▶ **OBJECTIVE A**
Copy these lines from the rows below without changing anything. Begin at the line that has "y-tick-label: -20% — [7, 381, 58, 398]" and stop after the line that has "Localize each UI".

Attention is all you need

paper annotated paper the transformer illustrated

RNNs are Turing complete. With enough hidden state and time, they can simulate any algorithm. It has the ability to remember previous steps, the ability to compute on sequences, etc.

Neuralizing Algorithms

Our models cannot have explicit memory, loops, or reading/writing arbitrary positions like classical algorithms, because these operations are not differentiable. To train via gradient descent, we need the differentiable version of all these operations (softmax addressing, weighted writes, etc.)

This introduces inductive bias (structure) while keeping trainability (gradients can flow).

Neural Turing Machine

Controller: neural network (LSTM or feedforward)
Memory matrix: external memory
Addressing unit: produces soft weights to determine where to read/write
Read/write heads: differentiable versions of CPU memory operations

How to read? A hard pointer like we know it (read slot 2 exactly) wouldn’t be differentiable, so we need a soft pointer (read 70% of slot 2, 20% of slot 3, and 10% of slot 1, ignore the rest). Reading $r_{t} = \sum_{i = 1}^{N} w_{t} (i) M (i)$ This gives us a weighed sum for a continuous, smooth mixture of memory locations, so gradients flow back through all of them.

Writing (erase and add)

M_{t}^{'} (i) = M_{t - 1} (i) \cdot (1 - w_{t} (i) e_{t}) M_{t} (i) = M_{t}^{'} (i) + w_{t} (i) a_{t}

$e_{t}$ = erase vector, $a_{t}$ = add vector

While LSTMs fail on long copy tasks (fails to reproduce long sequences), NTMs are able to store long arbitrary-length sequences in memory, recall them exactly and output them without degradation.

Attention Models

Attention refers to model components which focus on a part of the input or more generally on an abstract memory. The read operation from NTMs is a form of attention.

▶ **DATA SECTION**
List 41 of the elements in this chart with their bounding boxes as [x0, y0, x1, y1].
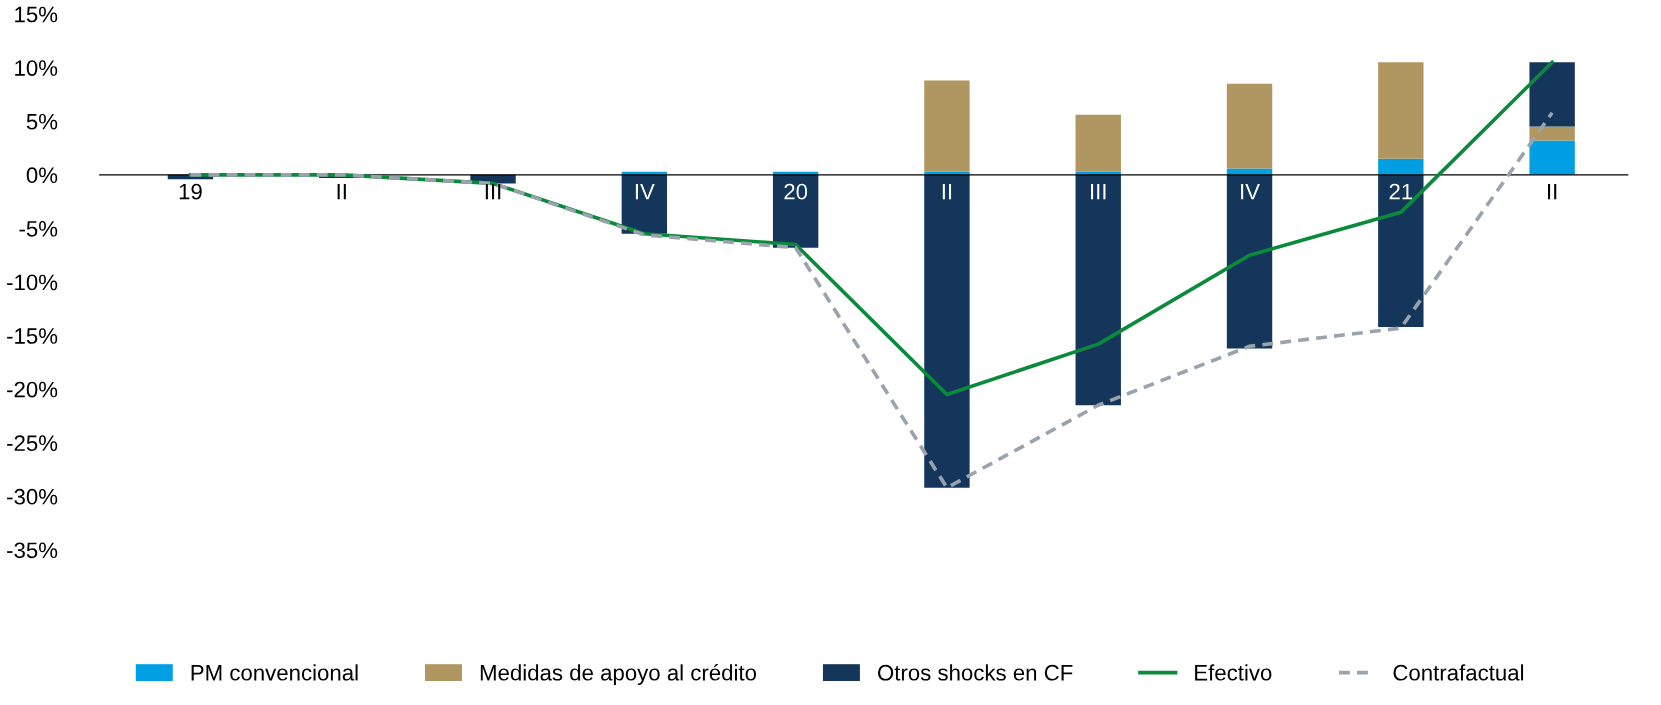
y-tick-label: -20% — [7, 381, 58, 398]
y-tick-label: 0% — [26, 167, 58, 184]
x-tick-label: 20 — [784, 183, 808, 200]
bar — [1075, 174, 1121, 406]
y-tick-label: -10% — [7, 274, 58, 291]
bar — [1226, 83, 1273, 169]
y-tick-label: -30% — [7, 488, 58, 505]
bar — [1378, 158, 1424, 175]
bar — [1226, 174, 1273, 349]
legend-label: Contrafactual — [1393, 664, 1524, 681]
bar — [772, 174, 819, 248]
bar — [1075, 114, 1121, 172]
bar — [1378, 174, 1424, 328]
bar — [924, 80, 970, 172]
y-tick-label: -5% — [19, 221, 58, 237]
legend-label: PM convencional — [191, 664, 358, 681]
x-tick-label: IV — [1241, 183, 1260, 200]
legend-label: Medidas de apoyo al crédito — [480, 664, 757, 685]
legend-label: Otros shocks en CF — [878, 664, 1073, 681]
x-tick-label: III — [485, 183, 501, 200]
bar — [924, 174, 970, 488]
x-tick-label: II — [942, 183, 952, 200]
bar — [1529, 126, 1575, 141]
bar — [1378, 62, 1424, 159]
y-tick-label: 5% — [26, 113, 58, 130]
y-tick-label: -15% — [7, 328, 58, 344]
x-tick-label: 19 — [179, 183, 202, 200]
x-tick-label: III — [1091, 183, 1106, 200]
y-tick-label: -35% — [7, 542, 58, 559]
y-tick-label: 10% — [15, 60, 58, 76]
x-tick-label: II — [1548, 183, 1557, 200]
y-tick-label: -25% — [7, 435, 58, 452]
x-tick-label: 21 — [1389, 183, 1413, 200]
x-tick-label: II — [337, 183, 346, 200]
bar — [1529, 140, 1575, 175]
bar — [1529, 62, 1575, 127]
legend-label: Efectivo — [1195, 664, 1272, 681]
x-tick-label: IV — [635, 183, 655, 200]
bar — [621, 174, 668, 234]
y-tick-label: 15% — [15, 6, 58, 23]
bar — [1226, 168, 1273, 175]
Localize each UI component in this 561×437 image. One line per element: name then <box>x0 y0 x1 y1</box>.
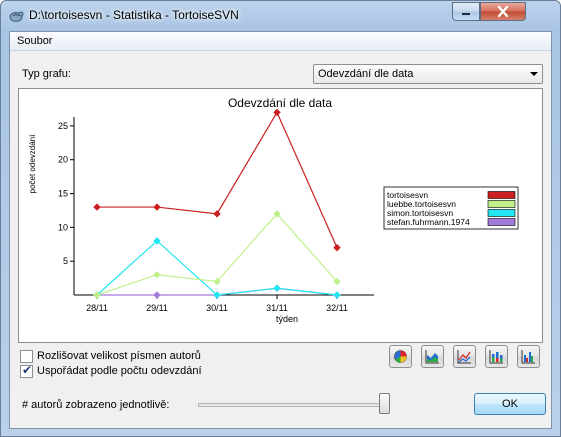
data-point-simon.tortoisesvn <box>153 237 161 245</box>
area-chart-icon <box>425 350 439 364</box>
data-point-tortoisesvn <box>273 108 281 117</box>
menu-soubor[interactable]: Soubor <box>17 35 53 47</box>
x-tick-label: 31/11 <box>266 303 288 313</box>
legend-label: luebbe.tortoisesvn <box>387 199 456 209</box>
checkmark-icon: ✔ <box>22 363 33 377</box>
pie-chart-button[interactable] <box>389 345 412 368</box>
legend-swatch <box>487 218 516 226</box>
authors-slider-track[interactable] <box>198 403 388 407</box>
legend-swatch <box>487 209 516 217</box>
data-point-luebbe.tortoisesvn <box>153 271 161 279</box>
close-button[interactable] <box>480 2 526 21</box>
sort-by-commits-checkbox[interactable]: ✔ <box>20 363 33 378</box>
menu-bar: Soubor <box>10 32 551 51</box>
minimize-button[interactable] <box>452 2 480 21</box>
data-point-simon.tortoisesvn <box>213 291 221 299</box>
y-tick-label: 20 <box>58 155 68 165</box>
title-bar[interactable]: D:\tortoisesvn - Statistika - TortoiseSV… <box>1 1 560 30</box>
y-tick-label: 15 <box>58 189 68 199</box>
authors-slider-thumb[interactable] <box>379 393 390 414</box>
window-title: D:\tortoisesvn - Statistika - TortoiseSV… <box>29 8 239 22</box>
line-chart-button[interactable] <box>453 345 476 368</box>
stacked-bar-icon <box>489 350 503 364</box>
x-tick-label: 30/11 <box>206 303 228 313</box>
data-point-tortoisesvn <box>153 203 161 211</box>
graph-type-selected-value: Odevzdání dle data <box>318 68 414 80</box>
y-tick-label: 25 <box>58 121 68 131</box>
data-point-simon.tortoisesvn <box>273 284 281 292</box>
y-axis-label: počet odevzdání <box>28 134 37 193</box>
x-tick-label: 28/11 <box>86 303 108 313</box>
area-chart-button[interactable] <box>421 345 444 368</box>
data-point-luebbe.tortoisesvn <box>213 277 221 286</box>
close-icon <box>497 6 509 17</box>
data-point-tortoisesvn <box>333 243 341 252</box>
legend-label: simon.tortoisesvn <box>387 208 453 218</box>
x-axis-label: týden <box>276 314 298 324</box>
stacked-bar-chart-button[interactable] <box>485 345 508 368</box>
y-tick-label: 10 <box>58 222 68 232</box>
graph-type-select[interactable]: Odevzdání dle data <box>313 64 543 84</box>
chart-title: Odevzdání dle data <box>228 96 332 110</box>
data-point-luebbe.tortoisesvn <box>273 210 281 218</box>
case-sensitive-label: Rozlišovat velikost písmen autorů <box>37 350 201 362</box>
commits-chart: Odevzdání dle data 5 10 15 20 25 28/11 29/11 30/… <box>28 96 519 324</box>
data-point-stefan.fuhrmann.1974 <box>153 291 161 299</box>
series-line-simon.tortoisesvn <box>96 240 338 296</box>
legend-label: tortoisesvn <box>387 190 428 200</box>
legend-swatch <box>487 200 516 208</box>
authors-slider-label: # autorů zobrazeno jednotlivě: <box>22 399 170 411</box>
bar-chart-button[interactable] <box>517 345 540 368</box>
pie-chart-icon <box>394 350 407 363</box>
data-point-luebbe.tortoisesvn <box>333 277 341 286</box>
case-sensitive-checkbox[interactable] <box>20 350 33 363</box>
series-line-tortoisesvn <box>97 111 338 248</box>
data-point-luebbe.tortoisesvn <box>93 291 101 299</box>
legend-label: stefan.fuhrmann.1974 <box>387 217 470 227</box>
data-point-tortoisesvn <box>213 210 221 218</box>
minimize-icon <box>462 12 470 15</box>
chart-panel: Odevzdání dle data 5 10 15 20 25 28/11 29/11 30/… <box>18 88 543 343</box>
y-tick-label: 5 <box>63 256 68 266</box>
bar-chart-icon <box>521 350 535 364</box>
ok-button[interactable]: OK <box>474 393 546 415</box>
x-tick-label: 29/11 <box>146 303 168 313</box>
graph-type-label: Typ grafu: <box>22 68 71 80</box>
legend-swatch <box>487 191 516 199</box>
sort-by-commits-label: Uspořádat podle počtu odevzdání <box>37 365 202 377</box>
data-point-tortoisesvn <box>93 203 101 211</box>
data-point-simon.tortoisesvn <box>333 291 341 299</box>
x-tick-label: 32/11 <box>326 303 348 313</box>
dialog-client-area: Soubor Typ grafu: Odevzdání dle data Ode… <box>9 31 552 429</box>
line-chart-icon <box>457 350 471 364</box>
chevron-down-icon <box>530 72 538 76</box>
tortoisesvn-app-icon <box>9 11 24 22</box>
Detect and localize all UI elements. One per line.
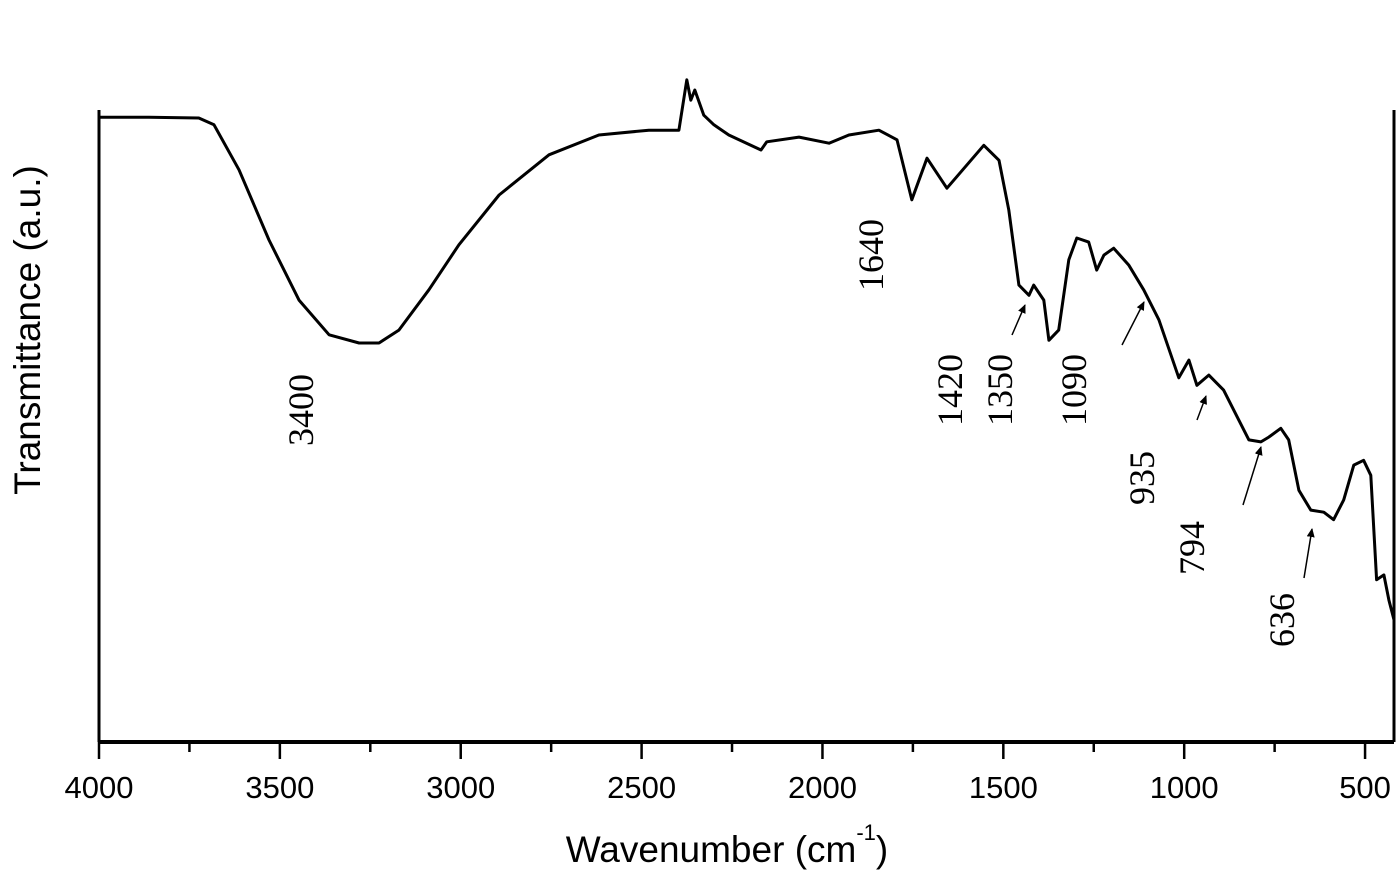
x-axis-title-text: Wavenumber (cm bbox=[566, 829, 857, 870]
spectrum-line bbox=[99, 78, 1396, 621]
peak-label: 1090 bbox=[1054, 354, 1094, 426]
x-tick-label: 3500 bbox=[245, 770, 314, 805]
peak-arrow bbox=[1303, 528, 1315, 579]
x-tick-label: 500 bbox=[1339, 770, 1391, 805]
x-tick-label: 2000 bbox=[788, 770, 857, 805]
peak-label: 3400 bbox=[281, 374, 321, 446]
peak-arrow bbox=[1242, 446, 1263, 506]
x-axis-title: Wavenumber (cm-1) bbox=[566, 820, 888, 870]
peak-arrow bbox=[1011, 304, 1026, 336]
x-tick-label: 2500 bbox=[607, 770, 676, 805]
y-axis-title: Transmittance (a.u.) bbox=[7, 165, 48, 495]
x-ticks: 4000 3500 3000 2500 2000 1500 1000 500 bbox=[65, 742, 1391, 805]
peak-label: 1640 bbox=[851, 219, 891, 291]
peak-label: 1420 bbox=[930, 354, 970, 426]
x-tick-label: 1000 bbox=[1150, 770, 1219, 805]
peak-label: 935 bbox=[1122, 451, 1162, 505]
peak-label: 1350 bbox=[980, 354, 1020, 426]
peak-label: 636 bbox=[1262, 593, 1302, 647]
peak-arrow bbox=[1121, 301, 1145, 346]
peak-arrow bbox=[1196, 395, 1207, 421]
x-axis-title-close: ) bbox=[876, 829, 888, 870]
x-tick-label: 1500 bbox=[969, 770, 1038, 805]
peak-label: 794 bbox=[1172, 521, 1212, 575]
x-tick-label: 3000 bbox=[426, 770, 495, 805]
axes bbox=[97, 110, 1396, 744]
x-tick-label: 4000 bbox=[65, 770, 134, 805]
x-axis-title-superscript: -1 bbox=[856, 820, 876, 845]
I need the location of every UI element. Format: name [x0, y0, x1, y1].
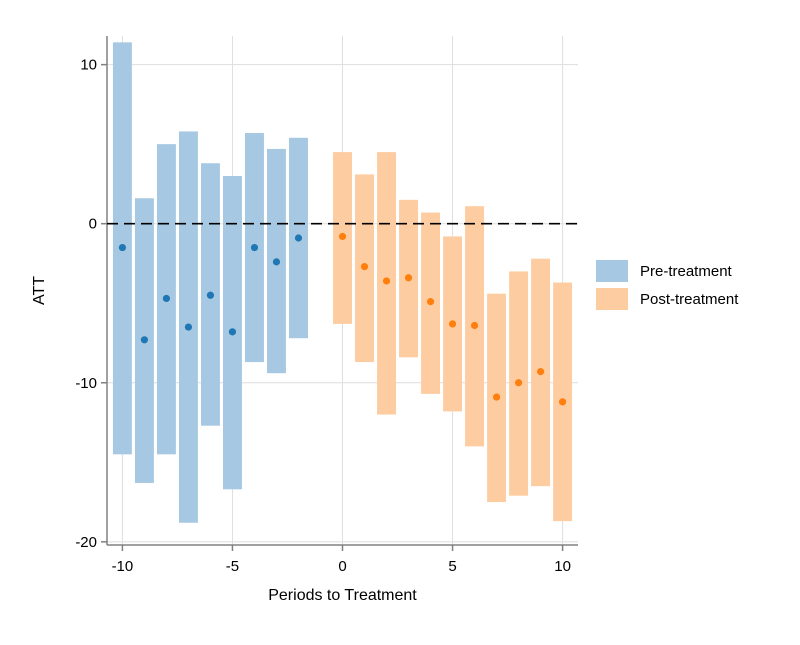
point-estimate	[470, 321, 479, 330]
point-estimate	[206, 291, 215, 299]
point-estimate	[140, 336, 149, 344]
point-estimate	[536, 368, 545, 376]
y-tick-label: -10	[75, 375, 97, 392]
legend-item: Pre-treatment	[596, 260, 733, 282]
point-estimate	[272, 258, 281, 266]
legend-item: Post-treatment	[596, 288, 739, 310]
point-estimate	[426, 298, 435, 306]
point-estimate	[448, 320, 457, 328]
point-estimate	[514, 379, 523, 387]
y-tick-label: 10	[80, 57, 97, 74]
x-tick-label: -5	[226, 558, 239, 575]
legend-swatch	[596, 260, 628, 282]
x-axis-title: Periods to Treatment	[268, 587, 417, 604]
legend-label: Pre-treatment	[640, 263, 733, 280]
point-estimate	[558, 398, 567, 406]
x-tick-label: 5	[448, 558, 456, 575]
legend-swatch	[596, 288, 628, 310]
point-estimate	[250, 243, 259, 252]
point-estimate	[360, 263, 369, 271]
y-tick-label: -20	[75, 534, 97, 551]
point-estimate	[492, 393, 501, 401]
point-estimate	[338, 232, 347, 241]
point-estimate	[294, 234, 303, 242]
y-axis-title: ATT	[31, 276, 48, 305]
legend: Pre-treatment Post-treatment	[596, 260, 739, 310]
point-estimate	[118, 243, 127, 252]
x-tick-label: 10	[554, 558, 571, 575]
point-estimate	[162, 294, 171, 303]
tick-labels: -10 -5 0 5 10 10 0 -10 -20	[75, 57, 571, 575]
x-tick-label: -10	[112, 558, 134, 575]
legend-label: Post-treatment	[640, 291, 739, 308]
point-estimate	[228, 328, 237, 336]
point-estimate	[382, 277, 391, 285]
point-estimates	[118, 232, 567, 406]
point-estimate	[184, 323, 193, 331]
point-estimate	[404, 274, 413, 282]
x-tick-label: 0	[338, 558, 346, 575]
y-tick-label: 0	[89, 216, 97, 233]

▶ **OBJECTIVE B**
Repeat a passage from the attention notes word for word. Begin at the words "Attention Models" and stop after "form of attention.".

▶ **WRITTEN RESPONSE A**
y-tick-label: -20% — [7, 381, 58, 398]
y-tick-label: 0% — [26, 167, 58, 184]
x-tick-label: 20 — [784, 183, 808, 200]
bar — [1075, 174, 1121, 406]
y-tick-label: -10% — [7, 274, 58, 291]
bar — [1226, 83, 1273, 169]
y-tick-label: -30% — [7, 488, 58, 505]
bar — [1378, 158, 1424, 175]
bar — [1226, 174, 1273, 349]
legend-label: Contrafactual — [1393, 664, 1524, 681]
bar — [772, 174, 819, 248]
bar — [1075, 114, 1121, 172]
bar — [1378, 174, 1424, 328]
bar — [924, 80, 970, 172]
y-tick-label: -5% — [19, 221, 58, 237]
legend-label: PM convencional — [191, 664, 358, 681]
x-tick-label: IV — [1241, 183, 1260, 200]
legend-label: Medidas de apoyo al crédito — [480, 664, 757, 685]
legend-label: Otros shocks en CF — [878, 664, 1073, 681]
x-tick-label: III — [485, 183, 501, 200]
bar — [924, 174, 970, 488]
x-tick-label: II — [942, 183, 952, 200]
bar — [1529, 126, 1575, 141]
bar — [1378, 62, 1424, 159]
y-tick-label: 5% — [26, 113, 58, 130]
y-tick-label: -15% — [7, 328, 58, 344]
x-tick-label: 19 — [179, 183, 202, 200]
x-tick-label: III — [1091, 183, 1106, 200]
y-tick-label: -35% — [7, 542, 58, 559]
y-tick-label: 10% — [15, 60, 58, 76]
x-tick-label: II — [1548, 183, 1557, 200]
y-tick-label: -25% — [7, 435, 58, 452]
x-tick-label: 21 — [1389, 183, 1413, 200]
x-tick-label: II — [337, 183, 346, 200]
bar — [1529, 140, 1575, 175]
bar — [1529, 62, 1575, 127]
legend-label: Efectivo — [1195, 664, 1272, 681]
x-tick-label: IV — [635, 183, 655, 200]
bar — [621, 174, 668, 234]
y-tick-label: 15% — [15, 6, 58, 23]
bar — [1226, 168, 1273, 175]
Localize each UI component in this 561×437 image. One line per element: name then <box>x0 y0 x1 y1</box>.

▶ **WRITTEN RESPONSE B**
Attention Models

Attention refers to model components which focus on a part of the input or more generally on an abstract memory. The read operation from NTMs is a form of attention.